▸ Task to carry out: Return all entries word for word, but drop any images.

(Records drawn from a dataset)
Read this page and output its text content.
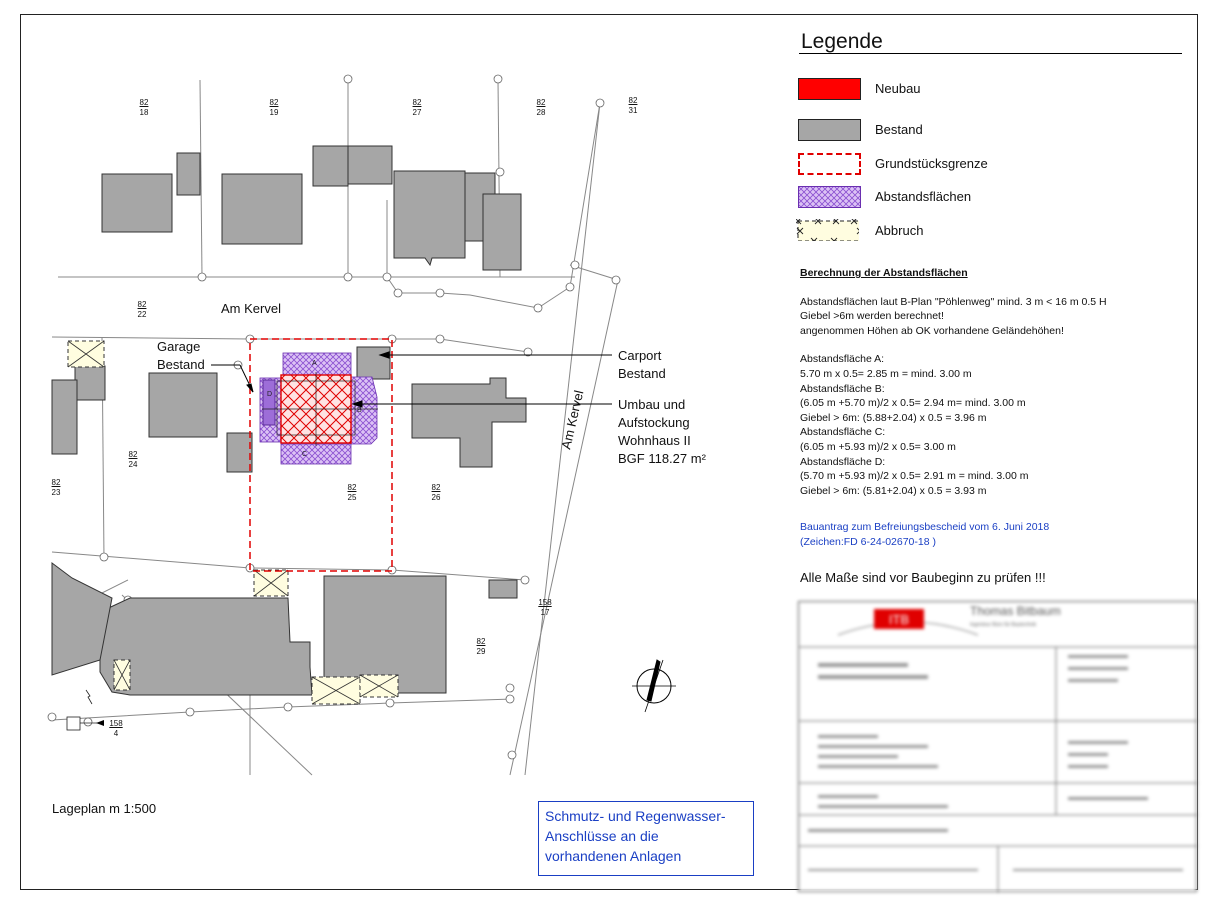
A
B
C
D	Am Kervel
Am Kervel
Garage
Bestand
Carport
Bestand
Umbau und
Aufstockung
Wohnhaus II
BGF 118.27 m²
82
18
82
19
82
27
82
28
82
31
82
22
82
24
82
23
82
25
82
26
158
17
82
29
158
4
Legende
Neubau
Bestand
Grundstücksgrenze
Abstandsflächen
Abbruch
Berechnung der Abstandsflächen
Abstandsflächen laut B-Plan "Pöhlenweg" mind. 3 m < 16 m 0.5 H
Giebel >6m werden berechnet!
angenommen Höhen ab OK vorhandene Geländehöhen!
Abstandsfläche A:
5.70 m x 0.5= 2.85 m = mind. 3.00 m
Abstandsfläche B:
(6.05 m +5.70 m)/2 x 0.5= 2.94 m= mind. 3.00 m
Giebel > 6m: (5.88+2.04) x 0.5 = 3.96 m
Abstandsfläche C:
(6.05 m +5.93 m)/2 x 0.5= 3.00 m
Abstandsfläche D:
(5.70 m +5.93 m)/2 x 0.5= 2.91 m = mind. 3.00 m
Giebel > 6m: (5.81+2.04) x 0.5 = 3.93 m
Bauantrag zum Befreiungsbescheid vom 6. Juni 2018
(Zeichen:FD 6-24-02670-18 )
Alle Maße sind vor Baubeginn zu prüfen !!!
Lageplan m 1:500	Schmutz- und Regenwasser-
Anschlüsse an die
vorhandenen Anlagen
ITB
Thomas Bitbaum
Ingenieur Büro für Bautechnik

▸ Completed task:
Read this page and output its text content.
A
B
C
D	Am Kervel
Am Kervel
Garage
Bestand
Carport
Bestand
Umbau und
Aufstockung
Wohnhaus II
BGF 118.27 m²
82
18
82
19
82
27
82
28
82
31
82
22
82
24
82
23
82
25
82
26
158
17
82
29
158
4
Legende
Neubau
Bestand
Grundstücksgrenze
Abstandsflächen
Abbruch
Berechnung der Abstandsflächen
Abstandsflächen laut B-Plan "Pöhlenweg" mind. 3 m < 16 m 0.5 H
Giebel >6m werden berechnet!
angenommen Höhen ab OK vorhandene Geländehöhen!
Abstandsfläche A:
5.70 m x 0.5= 2.85 m = mind. 3.00 m
Abstandsfläche B:
(6.05 m +5.70 m)/2 x 0.5= 2.94 m= mind. 3.00 m
Giebel > 6m: (5.88+2.04) x 0.5 = 3.96 m
Abstandsfläche C:
(6.05 m +5.93 m)/2 x 0.5= 3.00 m
Abstandsfläche D:
(5.70 m +5.93 m)/2 x 0.5= 2.91 m = mind. 3.00 m
Giebel > 6m: (5.81+2.04) x 0.5 = 3.93 m
Bauantrag zum Befreiungsbescheid vom 6. Juni 2018
(Zeichen:FD 6-24-02670-18 )
Alle Maße sind vor Baubeginn zu prüfen !!!
Lageplan m 1:500	Schmutz- und Regenwasser-
Anschlüsse an die
vorhandenen Anlagen
ITB
Thomas Bitbaum
Ingenieur Büro für Bautechnik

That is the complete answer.